Omit every picture and output the rest of the records exactly as they are.

** Start Material provided **

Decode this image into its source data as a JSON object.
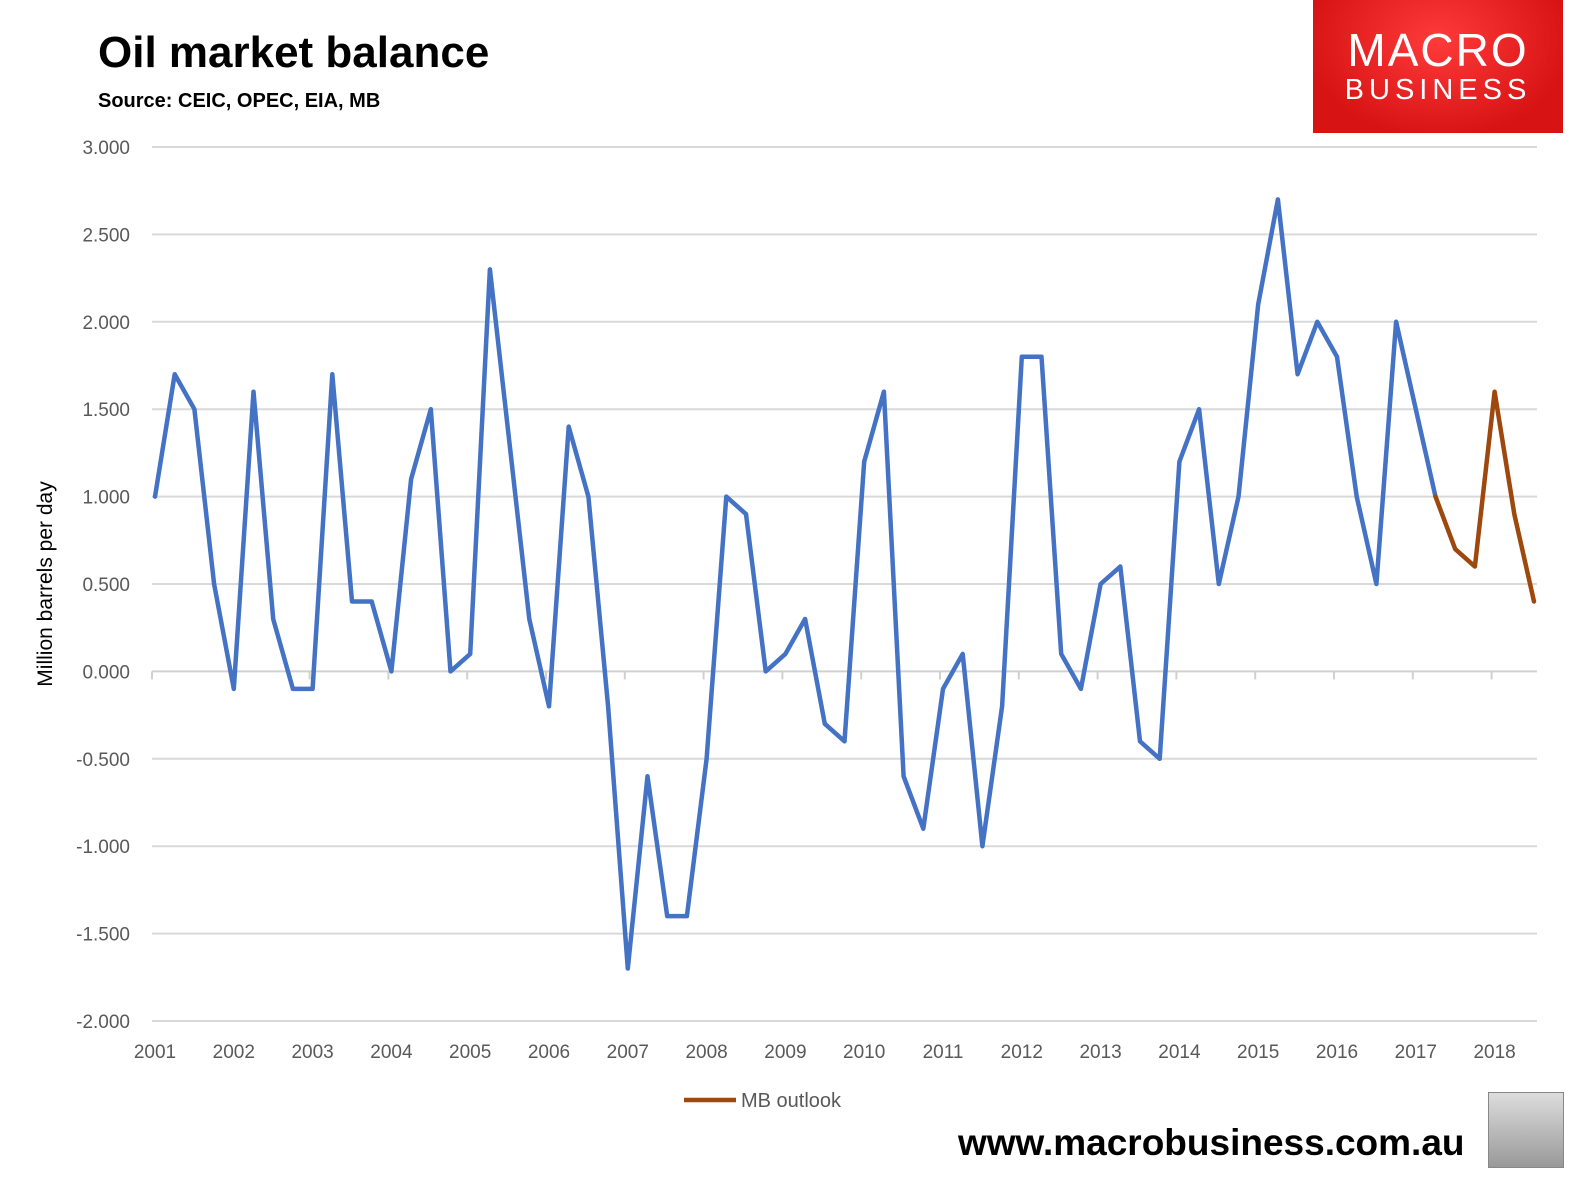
{
  "chart_data": {
    "type": "line",
    "title": "Oil market balance",
    "subtitle": "Source: CEIC, OPEC, EIA, MB",
    "ylabel": "Million barrels per day",
    "xlabel": "",
    "ylim": [
      -2,
      3
    ],
    "yticks": [
      "3.000",
      "2.500",
      "2.000",
      "1.500",
      "1.000",
      "0.500",
      "0.000",
      "-0.500",
      "-1.000",
      "-1.500",
      "-2.000"
    ],
    "ytick_values": [
      3,
      2.5,
      2,
      1.5,
      1,
      0.5,
      0,
      -0.5,
      -1,
      -1.5,
      -2
    ],
    "xticks": [
      "2001",
      "2002",
      "2003",
      "2004",
      "2005",
      "2006",
      "2007",
      "2008",
      "2009",
      "2010",
      "2011",
      "2012",
      "2013",
      "2014",
      "2015",
      "2016",
      "2017",
      "2018"
    ],
    "x_start": "2001 Q1",
    "frequency": "quarterly",
    "grid": true,
    "legend_position": "bottom",
    "series": [
      {
        "color": "#4472C4",
        "start_index": 0,
        "values": [
          1.0,
          1.7,
          1.5,
          0.5,
          -0.1,
          1.6,
          0.3,
          -0.1,
          -0.1,
          1.7,
          0.4,
          0.4,
          0.0,
          1.1,
          1.5,
          0.0,
          0.1,
          2.3,
          1.3,
          0.3,
          -0.2,
          1.4,
          1.0,
          -0.2,
          -1.7,
          -0.6,
          -1.4,
          -1.4,
          -0.5,
          1.0,
          0.9,
          0.0,
          0.1,
          0.3,
          -0.3,
          -0.4,
          1.2,
          1.6,
          -0.6,
          -0.9,
          -0.1,
          0.1,
          -1.0,
          -0.2,
          1.8,
          1.8,
          0.1,
          -0.1,
          0.5,
          0.6,
          -0.4,
          -0.5,
          1.2,
          1.5,
          0.5,
          1.0,
          2.1,
          2.7,
          1.7,
          2.0,
          1.8,
          1.0,
          0.5,
          2.0,
          1.5,
          1.0
        ]
      },
      {
        "name": "MB outlook",
        "color": "#9E480E",
        "start_index": 65,
        "values": [
          1.0,
          0.7,
          0.6,
          1.6,
          0.9,
          0.4
        ]
      }
    ]
  },
  "branding": {
    "logo_line1": "MACRO",
    "logo_line2": "BUSINESS",
    "url": "www.macrobusiness.com.au"
  }
}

** End Material provided **

_Solution to the exercise_:
Decode this image into its source data as a JSON object.
{
  "chart_data": {
    "type": "line",
    "title": "Oil market balance",
    "subtitle": "Source: CEIC, OPEC, EIA, MB",
    "ylabel": "Million barrels per day",
    "xlabel": "",
    "ylim": [
      -2,
      3
    ],
    "yticks": [
      "3.000",
      "2.500",
      "2.000",
      "1.500",
      "1.000",
      "0.500",
      "0.000",
      "-0.500",
      "-1.000",
      "-1.500",
      "-2.000"
    ],
    "ytick_values": [
      3,
      2.5,
      2,
      1.5,
      1,
      0.5,
      0,
      -0.5,
      -1,
      -1.5,
      -2
    ],
    "xticks": [
      "2001",
      "2002",
      "2003",
      "2004",
      "2005",
      "2006",
      "2007",
      "2008",
      "2009",
      "2010",
      "2011",
      "2012",
      "2013",
      "2014",
      "2015",
      "2016",
      "2017",
      "2018"
    ],
    "x_start": "2001 Q1",
    "frequency": "quarterly",
    "grid": true,
    "legend_position": "bottom",
    "series": [
      {
        "color": "#4472C4",
        "start_index": 0,
        "values": [
          1.0,
          1.7,
          1.5,
          0.5,
          -0.1,
          1.6,
          0.3,
          -0.1,
          -0.1,
          1.7,
          0.4,
          0.4,
          0.0,
          1.1,
          1.5,
          0.0,
          0.1,
          2.3,
          1.3,
          0.3,
          -0.2,
          1.4,
          1.0,
          -0.2,
          -1.7,
          -0.6,
          -1.4,
          -1.4,
          -0.5,
          1.0,
          0.9,
          0.0,
          0.1,
          0.3,
          -0.3,
          -0.4,
          1.2,
          1.6,
          -0.6,
          -0.9,
          -0.1,
          0.1,
          -1.0,
          -0.2,
          1.8,
          1.8,
          0.1,
          -0.1,
          0.5,
          0.6,
          -0.4,
          -0.5,
          1.2,
          1.5,
          0.5,
          1.0,
          2.1,
          2.7,
          1.7,
          2.0,
          1.8,
          1.0,
          0.5,
          2.0,
          1.5,
          1.0
        ]
      },
      {
        "name": "MB outlook",
        "color": "#9E480E",
        "start_index": 65,
        "values": [
          1.0,
          0.7,
          0.6,
          1.6,
          0.9,
          0.4
        ]
      }
    ]
  },
  "branding": {
    "logo_line1": "MACRO",
    "logo_line2": "BUSINESS",
    "url": "www.macrobusiness.com.au"
  }
}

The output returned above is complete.